# Task list
• a. According to the passage on the CSS-10 design, why were the plans handed over to PZL Mielec?
• b. In the passage on the CSS-10 design, where did Misztal's design team move in the autumn of 1946?

# Document segment
[Start of Attachment]

Misztal's design team, which was assisted by students from the Wawelberg and Rotwand School of Engineering (now part of the Warsaw University of Technology) for whom it formed part of their diploma thesis, began work in Misztal's apartment before moving to a workshop at Warsaw Okęcie airport in the autumn of 1946. The design was completed in 1947 and the plans handed over to PZL Mielec for construction of two prototypes, the first of which, the CSS-10A was to be powered by a 65 hp Walter Mikron and was to be suitable for elementary training, while the second prototype, the CSS-10C, would have a more powerful (105 hp) Walter Minor 4-III engine and have greater aerobatic capabilities. A third version, the CSS-10B, was to have an enclosed cockpit, but this was unbuilt.

[End of Attachment]

Structured page parsing data
[Start of Attachment]

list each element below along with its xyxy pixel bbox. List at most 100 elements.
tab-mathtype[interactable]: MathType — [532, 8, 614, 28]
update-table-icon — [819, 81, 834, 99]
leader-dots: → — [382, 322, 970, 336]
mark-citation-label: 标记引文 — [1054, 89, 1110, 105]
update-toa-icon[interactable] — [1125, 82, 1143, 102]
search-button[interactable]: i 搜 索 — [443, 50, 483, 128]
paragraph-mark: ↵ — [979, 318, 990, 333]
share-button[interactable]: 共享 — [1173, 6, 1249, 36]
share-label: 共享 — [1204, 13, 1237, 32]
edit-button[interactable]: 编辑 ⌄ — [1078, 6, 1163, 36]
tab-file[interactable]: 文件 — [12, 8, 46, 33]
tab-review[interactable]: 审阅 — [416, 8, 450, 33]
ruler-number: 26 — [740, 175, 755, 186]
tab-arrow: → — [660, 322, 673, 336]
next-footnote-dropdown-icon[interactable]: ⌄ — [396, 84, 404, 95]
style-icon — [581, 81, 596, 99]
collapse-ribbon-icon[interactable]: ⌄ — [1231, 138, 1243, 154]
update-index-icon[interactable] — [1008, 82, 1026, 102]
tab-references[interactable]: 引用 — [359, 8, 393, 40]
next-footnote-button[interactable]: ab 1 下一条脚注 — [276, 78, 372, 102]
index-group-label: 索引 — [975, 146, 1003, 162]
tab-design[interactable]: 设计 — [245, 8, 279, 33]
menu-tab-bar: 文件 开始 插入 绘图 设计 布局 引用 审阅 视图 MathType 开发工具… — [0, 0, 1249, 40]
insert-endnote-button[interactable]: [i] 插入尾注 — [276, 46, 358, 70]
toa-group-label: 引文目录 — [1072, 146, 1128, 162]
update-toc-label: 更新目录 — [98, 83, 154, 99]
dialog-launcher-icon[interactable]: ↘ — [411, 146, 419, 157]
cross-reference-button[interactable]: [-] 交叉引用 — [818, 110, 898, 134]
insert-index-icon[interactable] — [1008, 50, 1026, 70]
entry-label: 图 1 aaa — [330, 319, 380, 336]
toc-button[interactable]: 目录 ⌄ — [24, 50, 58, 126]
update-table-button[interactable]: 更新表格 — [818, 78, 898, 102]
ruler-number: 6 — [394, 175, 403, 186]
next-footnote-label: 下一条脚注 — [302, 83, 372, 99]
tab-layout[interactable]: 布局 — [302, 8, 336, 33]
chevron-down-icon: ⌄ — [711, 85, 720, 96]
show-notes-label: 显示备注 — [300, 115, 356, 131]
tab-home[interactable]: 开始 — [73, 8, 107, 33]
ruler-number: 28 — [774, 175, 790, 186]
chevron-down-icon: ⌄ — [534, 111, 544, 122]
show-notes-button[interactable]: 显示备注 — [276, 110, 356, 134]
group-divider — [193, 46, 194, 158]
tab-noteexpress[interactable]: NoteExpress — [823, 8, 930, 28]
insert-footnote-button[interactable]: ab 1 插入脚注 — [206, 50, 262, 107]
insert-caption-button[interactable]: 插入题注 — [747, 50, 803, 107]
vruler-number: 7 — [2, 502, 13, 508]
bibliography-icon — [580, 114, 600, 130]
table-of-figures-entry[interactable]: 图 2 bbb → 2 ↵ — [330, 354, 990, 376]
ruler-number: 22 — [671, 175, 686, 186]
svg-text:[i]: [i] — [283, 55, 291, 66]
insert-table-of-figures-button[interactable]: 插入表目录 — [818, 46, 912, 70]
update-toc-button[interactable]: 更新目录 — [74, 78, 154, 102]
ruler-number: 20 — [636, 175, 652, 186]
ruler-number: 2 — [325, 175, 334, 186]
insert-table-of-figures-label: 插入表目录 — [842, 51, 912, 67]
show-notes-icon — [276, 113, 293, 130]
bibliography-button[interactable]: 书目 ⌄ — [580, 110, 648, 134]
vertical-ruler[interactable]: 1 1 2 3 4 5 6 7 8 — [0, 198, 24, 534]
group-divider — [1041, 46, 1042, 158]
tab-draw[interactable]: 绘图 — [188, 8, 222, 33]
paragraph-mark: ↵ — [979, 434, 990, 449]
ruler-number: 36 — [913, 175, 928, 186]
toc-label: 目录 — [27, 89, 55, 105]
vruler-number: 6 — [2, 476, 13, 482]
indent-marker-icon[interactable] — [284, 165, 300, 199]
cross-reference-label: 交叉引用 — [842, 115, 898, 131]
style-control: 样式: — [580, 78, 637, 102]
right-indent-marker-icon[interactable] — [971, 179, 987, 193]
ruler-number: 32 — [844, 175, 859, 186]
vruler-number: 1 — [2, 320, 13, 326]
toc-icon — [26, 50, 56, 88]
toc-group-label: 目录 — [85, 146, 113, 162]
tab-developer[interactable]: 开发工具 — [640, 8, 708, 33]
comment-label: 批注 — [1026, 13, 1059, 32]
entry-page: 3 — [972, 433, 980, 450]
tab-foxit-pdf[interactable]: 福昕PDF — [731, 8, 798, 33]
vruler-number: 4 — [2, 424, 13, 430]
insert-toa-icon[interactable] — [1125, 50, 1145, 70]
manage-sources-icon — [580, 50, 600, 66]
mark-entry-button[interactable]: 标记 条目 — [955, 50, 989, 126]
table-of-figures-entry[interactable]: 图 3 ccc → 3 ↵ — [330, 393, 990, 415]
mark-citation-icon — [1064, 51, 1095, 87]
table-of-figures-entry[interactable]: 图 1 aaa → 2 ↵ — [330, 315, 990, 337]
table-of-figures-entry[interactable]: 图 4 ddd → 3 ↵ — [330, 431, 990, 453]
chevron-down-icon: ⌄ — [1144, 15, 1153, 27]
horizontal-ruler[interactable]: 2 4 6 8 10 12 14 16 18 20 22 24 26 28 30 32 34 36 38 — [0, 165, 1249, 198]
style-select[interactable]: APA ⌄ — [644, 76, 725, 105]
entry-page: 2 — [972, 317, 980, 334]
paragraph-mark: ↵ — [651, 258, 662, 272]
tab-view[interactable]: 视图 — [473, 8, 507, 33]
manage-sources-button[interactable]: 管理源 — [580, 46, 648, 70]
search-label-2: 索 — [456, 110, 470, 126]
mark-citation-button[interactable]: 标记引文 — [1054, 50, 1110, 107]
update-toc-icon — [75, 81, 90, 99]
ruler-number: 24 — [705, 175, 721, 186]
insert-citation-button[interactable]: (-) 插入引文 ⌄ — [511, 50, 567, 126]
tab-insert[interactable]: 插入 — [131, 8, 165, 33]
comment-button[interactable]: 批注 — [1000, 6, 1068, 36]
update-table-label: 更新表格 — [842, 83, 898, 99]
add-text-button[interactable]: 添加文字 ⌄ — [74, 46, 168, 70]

[End of Attachment]

# Task solutions
• a. The plans went to PZL Mielec so it could build two prototypes. One was the CSS-10A, powered by a 65 hp Walter Mikron and meant for elementary training. The other was the CSS-10C, with a 105 hp Walter Minor 4-III engine and greater aerobatic capabilities.

• b. It moved to a workshop at Warsaw Okęcie airport.